-- DESCRIPTION OF THE TASK --
Please return every one of the rows below unchanged, line for line.

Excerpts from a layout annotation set

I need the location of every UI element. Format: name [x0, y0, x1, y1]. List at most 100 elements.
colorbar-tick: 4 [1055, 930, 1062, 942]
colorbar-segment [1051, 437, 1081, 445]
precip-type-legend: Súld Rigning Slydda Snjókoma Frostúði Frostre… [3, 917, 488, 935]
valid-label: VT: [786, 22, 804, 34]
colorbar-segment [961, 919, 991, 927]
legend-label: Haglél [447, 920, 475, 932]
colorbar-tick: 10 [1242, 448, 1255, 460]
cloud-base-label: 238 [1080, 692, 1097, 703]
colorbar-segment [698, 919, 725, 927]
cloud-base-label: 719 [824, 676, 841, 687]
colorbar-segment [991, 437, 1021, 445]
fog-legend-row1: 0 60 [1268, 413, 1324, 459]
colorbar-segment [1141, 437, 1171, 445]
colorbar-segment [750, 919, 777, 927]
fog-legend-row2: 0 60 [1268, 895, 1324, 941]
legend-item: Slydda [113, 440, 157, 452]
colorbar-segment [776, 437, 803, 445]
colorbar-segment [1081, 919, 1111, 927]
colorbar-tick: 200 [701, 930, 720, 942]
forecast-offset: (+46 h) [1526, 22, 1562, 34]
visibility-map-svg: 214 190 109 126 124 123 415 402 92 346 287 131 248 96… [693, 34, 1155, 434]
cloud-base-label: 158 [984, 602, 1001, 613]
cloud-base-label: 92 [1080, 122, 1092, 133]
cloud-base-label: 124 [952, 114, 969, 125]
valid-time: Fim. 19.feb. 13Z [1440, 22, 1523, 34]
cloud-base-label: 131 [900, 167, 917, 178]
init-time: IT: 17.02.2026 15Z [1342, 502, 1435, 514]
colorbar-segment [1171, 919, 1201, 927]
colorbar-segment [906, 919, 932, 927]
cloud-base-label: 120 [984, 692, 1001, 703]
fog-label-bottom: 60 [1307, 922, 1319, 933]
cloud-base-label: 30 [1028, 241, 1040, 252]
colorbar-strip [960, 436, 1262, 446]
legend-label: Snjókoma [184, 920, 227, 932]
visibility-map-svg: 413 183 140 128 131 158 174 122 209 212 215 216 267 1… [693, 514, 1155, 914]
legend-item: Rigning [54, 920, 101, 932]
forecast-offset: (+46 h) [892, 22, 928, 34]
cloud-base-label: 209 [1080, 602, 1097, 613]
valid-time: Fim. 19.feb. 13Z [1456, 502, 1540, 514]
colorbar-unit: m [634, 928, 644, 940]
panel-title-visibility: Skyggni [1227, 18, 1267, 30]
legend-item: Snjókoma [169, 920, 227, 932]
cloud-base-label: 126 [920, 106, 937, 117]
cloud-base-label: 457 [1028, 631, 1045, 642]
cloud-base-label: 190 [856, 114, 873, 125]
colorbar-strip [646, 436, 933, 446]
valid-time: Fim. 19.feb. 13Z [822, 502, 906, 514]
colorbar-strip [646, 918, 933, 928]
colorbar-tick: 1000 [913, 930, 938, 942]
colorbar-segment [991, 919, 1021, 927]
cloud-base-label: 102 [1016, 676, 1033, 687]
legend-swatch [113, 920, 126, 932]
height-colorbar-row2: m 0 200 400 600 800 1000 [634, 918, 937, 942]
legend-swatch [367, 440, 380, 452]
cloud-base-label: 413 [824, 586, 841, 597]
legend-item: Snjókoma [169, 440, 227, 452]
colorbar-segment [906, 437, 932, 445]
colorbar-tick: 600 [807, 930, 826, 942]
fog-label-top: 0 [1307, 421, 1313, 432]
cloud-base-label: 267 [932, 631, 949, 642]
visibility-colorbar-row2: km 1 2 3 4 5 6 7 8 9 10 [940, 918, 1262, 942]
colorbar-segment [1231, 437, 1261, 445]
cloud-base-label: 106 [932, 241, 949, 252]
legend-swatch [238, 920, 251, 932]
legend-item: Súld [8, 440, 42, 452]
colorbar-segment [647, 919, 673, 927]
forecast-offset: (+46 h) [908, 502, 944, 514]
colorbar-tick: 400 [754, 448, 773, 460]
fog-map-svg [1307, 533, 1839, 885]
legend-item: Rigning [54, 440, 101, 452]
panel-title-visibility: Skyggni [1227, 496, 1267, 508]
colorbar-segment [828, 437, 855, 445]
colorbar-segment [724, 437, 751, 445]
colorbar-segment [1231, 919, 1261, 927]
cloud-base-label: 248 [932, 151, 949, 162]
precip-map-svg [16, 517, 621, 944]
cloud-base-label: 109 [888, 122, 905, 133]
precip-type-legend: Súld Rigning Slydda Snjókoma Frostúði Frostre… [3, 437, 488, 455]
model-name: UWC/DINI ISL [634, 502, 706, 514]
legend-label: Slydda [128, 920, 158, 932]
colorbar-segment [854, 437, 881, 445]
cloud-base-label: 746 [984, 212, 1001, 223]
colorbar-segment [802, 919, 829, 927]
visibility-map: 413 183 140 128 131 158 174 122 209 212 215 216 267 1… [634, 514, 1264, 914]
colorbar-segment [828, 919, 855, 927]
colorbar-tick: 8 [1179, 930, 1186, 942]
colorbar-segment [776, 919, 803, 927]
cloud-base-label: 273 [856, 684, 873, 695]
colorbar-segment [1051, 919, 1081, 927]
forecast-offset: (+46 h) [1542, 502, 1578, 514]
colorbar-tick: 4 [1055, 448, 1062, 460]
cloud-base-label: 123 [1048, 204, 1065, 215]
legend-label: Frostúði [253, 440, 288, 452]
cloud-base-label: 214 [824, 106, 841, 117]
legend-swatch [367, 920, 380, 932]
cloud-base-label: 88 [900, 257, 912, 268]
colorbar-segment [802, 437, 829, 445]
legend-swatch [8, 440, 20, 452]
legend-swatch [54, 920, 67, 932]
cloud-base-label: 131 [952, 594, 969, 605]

-- TASK RESULT --
I need the location of every UI element. Format: name [x0, y0, x1, y1]. List at most 100 elements.
colorbar-tick: 4 [1055, 930, 1062, 942]
colorbar-segment [1051, 437, 1081, 445]
precip-type-legend: Súld Rigning Slydda Snjókoma Frostúði Frostre… [3, 917, 488, 935]
valid-label: VT: [786, 22, 804, 34]
colorbar-segment [961, 919, 991, 927]
legend-label: Haglél [447, 920, 475, 932]
colorbar-tick: 10 [1242, 448, 1255, 460]
cloud-base-label: 238 [1080, 692, 1097, 703]
colorbar-segment [698, 919, 725, 927]
cloud-base-label: 719 [824, 676, 841, 687]
colorbar-segment [991, 437, 1021, 445]
fog-legend-row1: 0 60 [1268, 413, 1324, 459]
colorbar-segment [1141, 437, 1171, 445]
colorbar-segment [750, 919, 777, 927]
fog-legend-row2: 0 60 [1268, 895, 1324, 941]
legend-item: Slydda [113, 440, 157, 452]
colorbar-segment [776, 437, 803, 445]
colorbar-segment [1081, 919, 1111, 927]
colorbar-tick: 200 [701, 930, 720, 942]
forecast-offset: (+46 h) [1526, 22, 1562, 34]
visibility-map-svg: 214 190 109 126 124 123 415 402 92 346 287 131 248 96… [693, 34, 1155, 434]
cloud-base-label: 158 [984, 602, 1001, 613]
cloud-base-label: 92 [1080, 122, 1092, 133]
cloud-base-label: 124 [952, 114, 969, 125]
valid-time: Fim. 19.feb. 13Z [1440, 22, 1523, 34]
cloud-base-label: 131 [900, 167, 917, 178]
init-time: IT: 17.02.2026 15Z [1342, 502, 1435, 514]
colorbar-segment [1171, 919, 1201, 927]
colorbar-segment [906, 919, 932, 927]
cloud-base-label: 120 [984, 692, 1001, 703]
fog-label-bottom: 60 [1307, 922, 1319, 933]
cloud-base-label: 30 [1028, 241, 1040, 252]
colorbar-strip [960, 436, 1262, 446]
legend-label: Snjókoma [184, 920, 227, 932]
visibility-map-svg: 413 183 140 128 131 158 174 122 209 212 215 216 267 1… [693, 514, 1155, 914]
legend-item: Rigning [54, 920, 101, 932]
forecast-offset: (+46 h) [892, 22, 928, 34]
cloud-base-label: 209 [1080, 602, 1097, 613]
valid-time: Fim. 19.feb. 13Z [1456, 502, 1540, 514]
colorbar-unit: m [634, 928, 644, 940]
panel-title-visibility: Skyggni [1227, 18, 1267, 30]
legend-item: Snjókoma [169, 920, 227, 932]
cloud-base-label: 126 [920, 106, 937, 117]
cloud-base-label: 457 [1028, 631, 1045, 642]
cloud-base-label: 190 [856, 114, 873, 125]
colorbar-strip [646, 436, 933, 446]
valid-time: Fim. 19.feb. 13Z [822, 502, 906, 514]
colorbar-strip [646, 918, 933, 928]
colorbar-tick: 1000 [913, 930, 938, 942]
colorbar-segment [991, 919, 1021, 927]
cloud-base-label: 102 [1016, 676, 1033, 687]
legend-swatch [113, 920, 126, 932]
height-colorbar-row2: m 0 200 400 600 800 1000 [634, 918, 937, 942]
legend-swatch [367, 440, 380, 452]
cloud-base-label: 413 [824, 586, 841, 597]
legend-item: Snjókoma [169, 440, 227, 452]
colorbar-segment [906, 437, 932, 445]
colorbar-tick: 600 [807, 930, 826, 942]
fog-label-top: 0 [1307, 421, 1313, 432]
cloud-base-label: 267 [932, 631, 949, 642]
visibility-colorbar-row2: km 1 2 3 4 5 6 7 8 9 10 [940, 918, 1262, 942]
colorbar-segment [1231, 437, 1261, 445]
cloud-base-label: 106 [932, 241, 949, 252]
legend-swatch [238, 920, 251, 932]
legend-item: Súld [8, 440, 42, 452]
colorbar-segment [647, 919, 673, 927]
forecast-offset: (+46 h) [908, 502, 944, 514]
colorbar-tick: 400 [754, 448, 773, 460]
fog-map-svg [1307, 533, 1839, 885]
legend-item: Rigning [54, 440, 101, 452]
panel-title-visibility: Skyggni [1227, 496, 1267, 508]
colorbar-segment [828, 437, 855, 445]
colorbar-segment [724, 437, 751, 445]
colorbar-segment [1231, 919, 1261, 927]
cloud-base-label: 248 [932, 151, 949, 162]
precip-map-svg [16, 517, 621, 944]
cloud-base-label: 109 [888, 122, 905, 133]
precip-type-legend: Súld Rigning Slydda Snjókoma Frostúði Frostre… [3, 437, 488, 455]
model-name: UWC/DINI ISL [634, 502, 706, 514]
legend-label: Slydda [128, 920, 158, 932]
colorbar-segment [854, 437, 881, 445]
cloud-base-label: 746 [984, 212, 1001, 223]
colorbar-segment [802, 919, 829, 927]
visibility-map: 413 183 140 128 131 158 174 122 209 212 215 216 267 1… [634, 514, 1264, 914]
colorbar-segment [828, 919, 855, 927]
colorbar-tick: 8 [1179, 930, 1186, 942]
colorbar-segment [776, 919, 803, 927]
cloud-base-label: 273 [856, 684, 873, 695]
colorbar-segment [1051, 919, 1081, 927]
forecast-offset: (+46 h) [1542, 502, 1578, 514]
colorbar-tick: 4 [1055, 448, 1062, 460]
cloud-base-label: 123 [1048, 204, 1065, 215]
legend-label: Frostúði [253, 440, 288, 452]
cloud-base-label: 214 [824, 106, 841, 117]
legend-swatch [367, 920, 380, 932]
cloud-base-label: 88 [900, 257, 912, 268]
colorbar-segment [802, 437, 829, 445]
legend-swatch [8, 440, 20, 452]
legend-swatch [54, 920, 67, 932]
cloud-base-label: 131 [952, 594, 969, 605]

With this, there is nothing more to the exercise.